Data entries
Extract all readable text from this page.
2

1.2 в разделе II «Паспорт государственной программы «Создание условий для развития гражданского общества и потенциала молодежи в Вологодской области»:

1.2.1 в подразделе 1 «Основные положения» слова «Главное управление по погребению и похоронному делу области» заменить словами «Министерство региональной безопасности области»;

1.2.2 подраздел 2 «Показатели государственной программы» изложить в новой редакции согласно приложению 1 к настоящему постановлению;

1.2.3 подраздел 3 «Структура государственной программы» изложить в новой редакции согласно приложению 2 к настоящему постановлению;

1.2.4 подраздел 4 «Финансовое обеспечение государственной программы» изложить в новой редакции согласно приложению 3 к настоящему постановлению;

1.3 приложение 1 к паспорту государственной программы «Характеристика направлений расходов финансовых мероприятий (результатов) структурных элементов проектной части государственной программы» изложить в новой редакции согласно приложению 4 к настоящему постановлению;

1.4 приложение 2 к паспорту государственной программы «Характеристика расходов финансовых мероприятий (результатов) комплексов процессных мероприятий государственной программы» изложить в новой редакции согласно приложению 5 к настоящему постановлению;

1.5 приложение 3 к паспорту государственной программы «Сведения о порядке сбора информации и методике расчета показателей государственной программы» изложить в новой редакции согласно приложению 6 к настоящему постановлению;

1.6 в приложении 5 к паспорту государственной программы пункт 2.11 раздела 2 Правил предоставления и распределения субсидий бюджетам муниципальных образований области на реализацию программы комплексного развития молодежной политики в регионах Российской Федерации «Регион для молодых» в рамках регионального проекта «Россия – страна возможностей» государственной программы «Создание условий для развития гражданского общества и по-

▶ _Exercise instructions_
Reproduce the listing shown above in its entirety, exactly.

▶ _Answer to the problem_
Extract all readable text from this page.
2

1.2 в разделе II «Паспорт государственной программы «Создание условий для развития гражданского общества и потенциала молодежи в Вологодской области»:

1.2.1 в подразделе 1 «Основные положения» слова «Главное управление по погребению и похоронному делу области» заменить словами «Министерство региональной безопасности области»;

1.2.2 подраздел 2 «Показатели государственной программы» изложить в новой редакции согласно приложению 1 к настоящему постановлению;

1.2.3 подраздел 3 «Структура государственной программы» изложить в новой редакции согласно приложению 2 к настоящему постановлению;

1.2.4 подраздел 4 «Финансовое обеспечение государственной программы» изложить в новой редакции согласно приложению 3 к настоящему постановлению;

1.3 приложение 1 к паспорту государственной программы «Характеристика направлений расходов финансовых мероприятий (результатов) структурных элементов проектной части государственной программы» изложить в новой редакции согласно приложению 4 к настоящему постановлению;

1.4 приложение 2 к паспорту государственной программы «Характеристика расходов финансовых мероприятий (результатов) комплексов процессных мероприятий государственной программы» изложить в новой редакции согласно приложению 5 к настоящему постановлению;

1.5 приложение 3 к паспорту государственной программы «Сведения о порядке сбора информации и методике расчета показателей государственной программы» изложить в новой редакции согласно приложению 6 к настоящему постановлению;

1.6 в приложении 5 к паспорту государственной программы пункт 2.11 раздела 2 Правил предоставления и распределения субсидий бюджетам муниципальных образований области на реализацию программы комплексного развития молодежной политики в регионах Российской Федерации «Регион для молодых» в рамках регионального проекта «Россия – страна возможностей» государственной программы «Создание условий для развития гражданского общества и по-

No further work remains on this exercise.